THE REQUEST
Within the data below, state how many lines contain the string "certificate". Provide the number only.

━━ DATA EXTRACT

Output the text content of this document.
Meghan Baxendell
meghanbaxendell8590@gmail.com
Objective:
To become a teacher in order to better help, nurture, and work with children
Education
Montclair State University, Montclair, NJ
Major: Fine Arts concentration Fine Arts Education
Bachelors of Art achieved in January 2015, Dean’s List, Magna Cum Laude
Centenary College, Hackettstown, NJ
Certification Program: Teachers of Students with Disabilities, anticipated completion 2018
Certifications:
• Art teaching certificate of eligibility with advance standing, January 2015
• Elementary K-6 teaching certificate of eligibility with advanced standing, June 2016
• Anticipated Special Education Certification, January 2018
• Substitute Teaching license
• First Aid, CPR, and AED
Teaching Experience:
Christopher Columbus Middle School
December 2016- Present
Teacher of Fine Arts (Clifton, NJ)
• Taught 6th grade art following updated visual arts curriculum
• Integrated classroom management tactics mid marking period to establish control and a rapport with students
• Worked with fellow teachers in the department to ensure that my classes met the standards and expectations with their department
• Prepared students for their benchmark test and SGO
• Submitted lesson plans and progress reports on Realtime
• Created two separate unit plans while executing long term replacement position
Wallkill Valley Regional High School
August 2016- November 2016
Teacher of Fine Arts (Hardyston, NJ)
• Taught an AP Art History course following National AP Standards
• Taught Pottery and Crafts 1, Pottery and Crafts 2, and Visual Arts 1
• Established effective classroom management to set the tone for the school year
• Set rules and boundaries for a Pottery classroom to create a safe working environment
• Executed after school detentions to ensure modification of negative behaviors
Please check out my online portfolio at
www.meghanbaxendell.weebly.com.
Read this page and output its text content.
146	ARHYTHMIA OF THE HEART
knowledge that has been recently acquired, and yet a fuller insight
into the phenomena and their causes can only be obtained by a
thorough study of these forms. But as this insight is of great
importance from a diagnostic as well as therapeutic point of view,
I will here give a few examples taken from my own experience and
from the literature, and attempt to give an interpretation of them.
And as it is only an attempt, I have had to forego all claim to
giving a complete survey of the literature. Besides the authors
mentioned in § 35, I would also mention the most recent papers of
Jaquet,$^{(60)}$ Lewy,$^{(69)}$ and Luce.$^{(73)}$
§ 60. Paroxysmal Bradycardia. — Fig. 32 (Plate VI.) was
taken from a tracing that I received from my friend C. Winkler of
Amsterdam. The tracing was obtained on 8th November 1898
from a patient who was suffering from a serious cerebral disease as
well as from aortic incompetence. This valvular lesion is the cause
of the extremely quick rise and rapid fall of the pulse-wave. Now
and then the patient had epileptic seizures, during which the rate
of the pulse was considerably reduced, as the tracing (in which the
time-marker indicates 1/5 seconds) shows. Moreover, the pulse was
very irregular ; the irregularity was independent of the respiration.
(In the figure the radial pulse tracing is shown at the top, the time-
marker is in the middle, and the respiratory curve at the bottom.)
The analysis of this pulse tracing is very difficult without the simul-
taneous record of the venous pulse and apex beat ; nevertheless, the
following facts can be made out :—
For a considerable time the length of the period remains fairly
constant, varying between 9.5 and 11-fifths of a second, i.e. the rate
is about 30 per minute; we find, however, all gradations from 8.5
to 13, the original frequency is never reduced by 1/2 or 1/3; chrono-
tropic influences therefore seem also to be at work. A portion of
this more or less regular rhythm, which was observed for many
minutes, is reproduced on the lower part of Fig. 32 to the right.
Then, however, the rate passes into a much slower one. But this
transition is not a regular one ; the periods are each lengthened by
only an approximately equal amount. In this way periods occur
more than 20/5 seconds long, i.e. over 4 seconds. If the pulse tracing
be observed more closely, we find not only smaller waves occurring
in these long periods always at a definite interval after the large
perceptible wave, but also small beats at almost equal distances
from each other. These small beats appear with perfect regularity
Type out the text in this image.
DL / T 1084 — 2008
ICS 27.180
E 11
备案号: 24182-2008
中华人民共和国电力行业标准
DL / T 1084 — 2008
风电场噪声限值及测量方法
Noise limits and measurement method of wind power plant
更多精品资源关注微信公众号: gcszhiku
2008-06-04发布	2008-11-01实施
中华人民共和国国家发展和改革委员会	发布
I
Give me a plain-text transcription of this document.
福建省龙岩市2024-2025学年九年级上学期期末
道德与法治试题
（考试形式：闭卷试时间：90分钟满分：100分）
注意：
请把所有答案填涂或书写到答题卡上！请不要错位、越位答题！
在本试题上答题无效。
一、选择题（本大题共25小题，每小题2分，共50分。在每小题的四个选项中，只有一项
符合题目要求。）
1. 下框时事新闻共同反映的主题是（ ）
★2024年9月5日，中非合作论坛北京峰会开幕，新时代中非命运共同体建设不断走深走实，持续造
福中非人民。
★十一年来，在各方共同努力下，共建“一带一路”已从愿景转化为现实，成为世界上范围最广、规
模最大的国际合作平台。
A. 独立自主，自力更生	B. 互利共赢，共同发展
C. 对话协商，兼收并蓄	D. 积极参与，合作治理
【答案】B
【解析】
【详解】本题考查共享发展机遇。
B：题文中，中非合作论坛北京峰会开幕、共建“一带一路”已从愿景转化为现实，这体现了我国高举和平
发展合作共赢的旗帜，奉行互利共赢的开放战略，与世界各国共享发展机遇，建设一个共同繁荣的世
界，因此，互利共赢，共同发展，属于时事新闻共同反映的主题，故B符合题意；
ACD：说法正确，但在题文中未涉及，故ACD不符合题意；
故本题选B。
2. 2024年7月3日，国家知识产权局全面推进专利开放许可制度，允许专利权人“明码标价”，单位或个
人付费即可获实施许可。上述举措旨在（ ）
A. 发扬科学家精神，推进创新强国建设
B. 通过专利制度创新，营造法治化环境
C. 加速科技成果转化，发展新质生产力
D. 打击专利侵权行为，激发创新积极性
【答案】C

━━━━

FINISHED TASK
2